(Extracted records)
# # # # # # #
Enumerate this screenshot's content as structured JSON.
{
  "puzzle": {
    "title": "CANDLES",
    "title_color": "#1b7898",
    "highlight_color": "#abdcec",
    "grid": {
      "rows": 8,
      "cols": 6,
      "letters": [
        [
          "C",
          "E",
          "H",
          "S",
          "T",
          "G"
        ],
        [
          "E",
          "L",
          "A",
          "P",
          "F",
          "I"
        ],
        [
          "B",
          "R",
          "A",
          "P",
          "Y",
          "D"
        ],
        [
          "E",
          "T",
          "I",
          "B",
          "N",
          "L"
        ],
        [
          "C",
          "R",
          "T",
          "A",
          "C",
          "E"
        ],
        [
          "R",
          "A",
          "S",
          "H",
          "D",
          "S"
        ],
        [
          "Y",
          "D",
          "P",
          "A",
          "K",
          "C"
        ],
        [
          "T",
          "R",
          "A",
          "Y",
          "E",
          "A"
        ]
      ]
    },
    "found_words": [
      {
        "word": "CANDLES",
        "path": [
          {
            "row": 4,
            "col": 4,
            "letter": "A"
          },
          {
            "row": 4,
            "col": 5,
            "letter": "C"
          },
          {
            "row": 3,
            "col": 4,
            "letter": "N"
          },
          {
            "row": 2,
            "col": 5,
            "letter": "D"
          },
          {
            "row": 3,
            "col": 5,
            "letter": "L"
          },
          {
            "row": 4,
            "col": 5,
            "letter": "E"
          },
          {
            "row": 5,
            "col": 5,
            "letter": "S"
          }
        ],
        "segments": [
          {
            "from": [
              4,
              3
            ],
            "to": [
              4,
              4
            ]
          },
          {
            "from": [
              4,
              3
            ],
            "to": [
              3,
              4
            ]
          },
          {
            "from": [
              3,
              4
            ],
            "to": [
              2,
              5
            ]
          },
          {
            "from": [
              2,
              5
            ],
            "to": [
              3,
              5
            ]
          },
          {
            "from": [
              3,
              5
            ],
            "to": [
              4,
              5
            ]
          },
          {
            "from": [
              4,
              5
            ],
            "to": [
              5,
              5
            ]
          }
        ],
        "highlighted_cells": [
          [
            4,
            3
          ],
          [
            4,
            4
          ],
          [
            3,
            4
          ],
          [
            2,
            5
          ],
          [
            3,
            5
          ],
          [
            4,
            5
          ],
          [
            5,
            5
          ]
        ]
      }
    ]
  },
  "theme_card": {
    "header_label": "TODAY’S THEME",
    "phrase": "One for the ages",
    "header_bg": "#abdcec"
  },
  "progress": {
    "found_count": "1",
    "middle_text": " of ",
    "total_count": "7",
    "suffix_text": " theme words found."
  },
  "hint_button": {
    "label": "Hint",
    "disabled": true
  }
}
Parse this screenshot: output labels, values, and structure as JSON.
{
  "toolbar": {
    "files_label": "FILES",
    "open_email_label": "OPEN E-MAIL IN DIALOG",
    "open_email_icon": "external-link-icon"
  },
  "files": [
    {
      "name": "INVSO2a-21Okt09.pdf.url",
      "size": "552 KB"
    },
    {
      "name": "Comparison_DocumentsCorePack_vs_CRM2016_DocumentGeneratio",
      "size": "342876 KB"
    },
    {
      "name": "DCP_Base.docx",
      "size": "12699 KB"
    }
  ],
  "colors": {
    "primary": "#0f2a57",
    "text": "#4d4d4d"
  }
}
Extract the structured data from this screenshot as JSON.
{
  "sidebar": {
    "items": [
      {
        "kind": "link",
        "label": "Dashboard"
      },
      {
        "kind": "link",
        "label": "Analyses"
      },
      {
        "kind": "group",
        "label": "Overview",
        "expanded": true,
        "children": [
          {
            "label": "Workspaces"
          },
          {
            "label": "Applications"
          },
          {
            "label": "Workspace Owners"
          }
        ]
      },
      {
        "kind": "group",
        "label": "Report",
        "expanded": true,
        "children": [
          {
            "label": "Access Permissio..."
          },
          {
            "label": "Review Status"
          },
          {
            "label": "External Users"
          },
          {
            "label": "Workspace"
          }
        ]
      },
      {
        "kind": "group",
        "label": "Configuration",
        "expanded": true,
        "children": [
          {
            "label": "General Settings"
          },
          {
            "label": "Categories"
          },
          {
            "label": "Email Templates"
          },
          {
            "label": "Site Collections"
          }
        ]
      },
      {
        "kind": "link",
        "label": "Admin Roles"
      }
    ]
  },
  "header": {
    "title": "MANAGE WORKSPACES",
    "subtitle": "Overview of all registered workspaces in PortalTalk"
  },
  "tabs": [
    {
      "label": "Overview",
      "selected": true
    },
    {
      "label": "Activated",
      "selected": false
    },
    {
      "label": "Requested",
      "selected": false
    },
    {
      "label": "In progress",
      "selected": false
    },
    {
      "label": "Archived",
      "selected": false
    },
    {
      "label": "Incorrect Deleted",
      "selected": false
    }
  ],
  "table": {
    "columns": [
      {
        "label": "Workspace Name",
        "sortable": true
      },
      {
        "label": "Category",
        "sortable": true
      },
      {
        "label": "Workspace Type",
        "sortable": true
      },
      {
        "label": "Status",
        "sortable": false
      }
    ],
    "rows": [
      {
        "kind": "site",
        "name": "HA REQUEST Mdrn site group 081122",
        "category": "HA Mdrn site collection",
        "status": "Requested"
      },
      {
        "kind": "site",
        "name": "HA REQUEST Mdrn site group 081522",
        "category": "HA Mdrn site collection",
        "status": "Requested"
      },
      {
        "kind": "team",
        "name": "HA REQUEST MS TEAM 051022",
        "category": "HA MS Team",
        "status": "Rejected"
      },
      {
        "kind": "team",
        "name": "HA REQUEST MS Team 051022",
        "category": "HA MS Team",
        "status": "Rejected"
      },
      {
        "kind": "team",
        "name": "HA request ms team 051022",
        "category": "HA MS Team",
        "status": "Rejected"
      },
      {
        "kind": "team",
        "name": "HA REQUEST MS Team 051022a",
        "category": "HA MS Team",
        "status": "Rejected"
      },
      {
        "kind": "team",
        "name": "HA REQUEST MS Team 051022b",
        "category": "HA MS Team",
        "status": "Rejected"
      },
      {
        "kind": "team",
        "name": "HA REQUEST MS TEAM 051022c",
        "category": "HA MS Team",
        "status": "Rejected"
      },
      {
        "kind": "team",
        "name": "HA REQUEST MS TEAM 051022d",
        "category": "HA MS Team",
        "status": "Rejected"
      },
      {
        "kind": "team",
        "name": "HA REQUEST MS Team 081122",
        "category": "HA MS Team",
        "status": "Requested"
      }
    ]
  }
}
# # # # # # #
* [Given instruction]:
Copy all of the material word for word.

* [The reply]:
Enumerate this screenshot's content as structured JSON.
{
  "puzzle": {
    "title": "CANDLES",
    "title_color": "#1b7898",
    "highlight_color": "#abdcec",
    "grid": {
      "rows": 8,
      "cols": 6,
      "letters": [
        [
          "C",
          "E",
          "H",
          "S",
          "T",
          "G"
        ],
        [
          "E",
          "L",
          "A",
          "P",
          "F",
          "I"
        ],
        [
          "B",
          "R",
          "A",
          "P",
          "Y",
          "D"
        ],
        [
          "E",
          "T",
          "I",
          "B",
          "N",
          "L"
        ],
        [
          "C",
          "R",
          "T",
          "A",
          "C",
          "E"
        ],
        [
          "R",
          "A",
          "S",
          "H",
          "D",
          "S"
        ],
        [
          "Y",
          "D",
          "P",
          "A",
          "K",
          "C"
        ],
        [
          "T",
          "R",
          "A",
          "Y",
          "E",
          "A"
        ]
      ]
    },
    "found_words": [
      {
        "word": "CANDLES",
        "path": [
          {
            "row": 4,
            "col": 4,
            "letter": "A"
          },
          {
            "row": 4,
            "col": 5,
            "letter": "C"
          },
          {
            "row": 3,
            "col": 4,
            "letter": "N"
          },
          {
            "row": 2,
            "col": 5,
            "letter": "D"
          },
          {
            "row": 3,
            "col": 5,
            "letter": "L"
          },
          {
            "row": 4,
            "col": 5,
            "letter": "E"
          },
          {
            "row": 5,
            "col": 5,
            "letter": "S"
          }
        ],
        "segments": [
          {
            "from": [
              4,
              3
            ],
            "to": [
              4,
              4
            ]
          },
          {
            "from": [
              4,
              3
            ],
            "to": [
              3,
              4
            ]
          },
          {
            "from": [
              3,
              4
            ],
            "to": [
              2,
              5
            ]
          },
          {
            "from": [
              2,
              5
            ],
            "to": [
              3,
              5
            ]
          },
          {
            "from": [
              3,
              5
            ],
            "to": [
              4,
              5
            ]
          },
          {
            "from": [
              4,
              5
            ],
            "to": [
              5,
              5
            ]
          }
        ],
        "highlighted_cells": [
          [
            4,
            3
          ],
          [
            4,
            4
          ],
          [
            3,
            4
          ],
          [
            2,
            5
          ],
          [
            3,
            5
          ],
          [
            4,
            5
          ],
          [
            5,
            5
          ]
        ]
      }
    ]
  },
  "theme_card": {
    "header_label": "TODAY’S THEME",
    "phrase": "One for the ages",
    "header_bg": "#abdcec"
  },
  "progress": {
    "found_count": "1",
    "middle_text": " of ",
    "total_count": "7",
    "suffix_text": " theme words found."
  },
  "hint_button": {
    "label": "Hint",
    "disabled": true
  }
}
Parse this screenshot: output labels, values, and structure as JSON.
{
  "toolbar": {
    "files_label": "FILES",
    "open_email_label": "OPEN E-MAIL IN DIALOG",
    "open_email_icon": "external-link-icon"
  },
  "files": [
    {
      "name": "INVSO2a-21Okt09.pdf.url",
      "size": "552 KB"
    },
    {
      "name": "Comparison_DocumentsCorePack_vs_CRM2016_DocumentGeneratio",
      "size": "342876 KB"
    },
    {
      "name": "DCP_Base.docx",
      "size": "12699 KB"
    }
  ],
  "colors": {
    "primary": "#0f2a57",
    "text": "#4d4d4d"
  }
}
Extract the structured data from this screenshot as JSON.
{
  "sidebar": {
    "items": [
      {
        "kind": "link",
        "label": "Dashboard"
      },
      {
        "kind": "link",
        "label": "Analyses"
      },
      {
        "kind": "group",
        "label": "Overview",
        "expanded": true,
        "children": [
          {
            "label": "Workspaces"
          },
          {
            "label": "Applications"
          },
          {
            "label": "Workspace Owners"
          }
        ]
      },
      {
        "kind": "group",
        "label": "Report",
        "expanded": true,
        "children": [
          {
            "label": "Access Permissio..."
          },
          {
            "label": "Review Status"
          },
          {
            "label": "External Users"
          },
          {
            "label": "Workspace"
          }
        ]
      },
      {
        "kind": "group",
        "label": "Configuration",
        "expanded": true,
        "children": [
          {
            "label": "General Settings"
          },
          {
            "label": "Categories"
          },
          {
            "label": "Email Templates"
          },
          {
            "label": "Site Collections"
          }
        ]
      },
      {
        "kind": "link",
        "label": "Admin Roles"
      }
    ]
  },
  "header": {
    "title": "MANAGE WORKSPACES",
    "subtitle": "Overview of all registered workspaces in PortalTalk"
  },
  "tabs": [
    {
      "label": "Overview",
      "selected": true
    },
    {
      "label": "Activated",
      "selected": false
    },
    {
      "label": "Requested",
      "selected": false
    },
    {
      "label": "In progress",
      "selected": false
    },
    {
      "label": "Archived",
      "selected": false
    },
    {
      "label": "Incorrect Deleted",
      "selected": false
    }
  ],
  "table": {
    "columns": [
      {
        "label": "Workspace Name",
        "sortable": true
      },
      {
        "label": "Category",
        "sortable": true
      },
      {
        "label": "Workspace Type",
        "sortable": true
      },
      {
        "label": "Status",
        "sortable": false
      }
    ],
    "rows": [
      {
        "kind": "site",
        "name": "HA REQUEST Mdrn site group 081122",
        "category": "HA Mdrn site collection",
        "status": "Requested"
      },
      {
        "kind": "site",
        "name": "HA REQUEST Mdrn site group 081522",
        "category": "HA Mdrn site collection",
        "status": "Requested"
      },
      {
        "kind": "team",
        "name": "HA REQUEST MS TEAM 051022",
        "category": "HA MS Team",
        "status": "Rejected"
      },
      {
        "kind": "team",
        "name": "HA REQUEST MS Team 051022",
        "category": "HA MS Team",
        "status": "Rejected"
      },
      {
        "kind": "team",
        "name": "HA request ms team 051022",
        "category": "HA MS Team",
        "status": "Rejected"
      },
      {
        "kind": "team",
        "name": "HA REQUEST MS Team 051022a",
        "category": "HA MS Team",
        "status": "Rejected"
      },
      {
        "kind": "team",
        "name": "HA REQUEST MS Team 051022b",
        "category": "HA MS Team",
        "status": "Rejected"
      },
      {
        "kind": "team",
        "name": "HA REQUEST MS TEAM 051022c",
        "category": "HA MS Team",
        "status": "Rejected"
      },
      {
        "kind": "team",
        "name": "HA REQUEST MS TEAM 051022d",
        "category": "HA MS Team",
        "status": "Rejected"
      },
      {
        "kind": "team",
        "name": "HA REQUEST MS Team 081122",
        "category": "HA MS Team",
        "status": "Requested"
      }
    ]
  }
}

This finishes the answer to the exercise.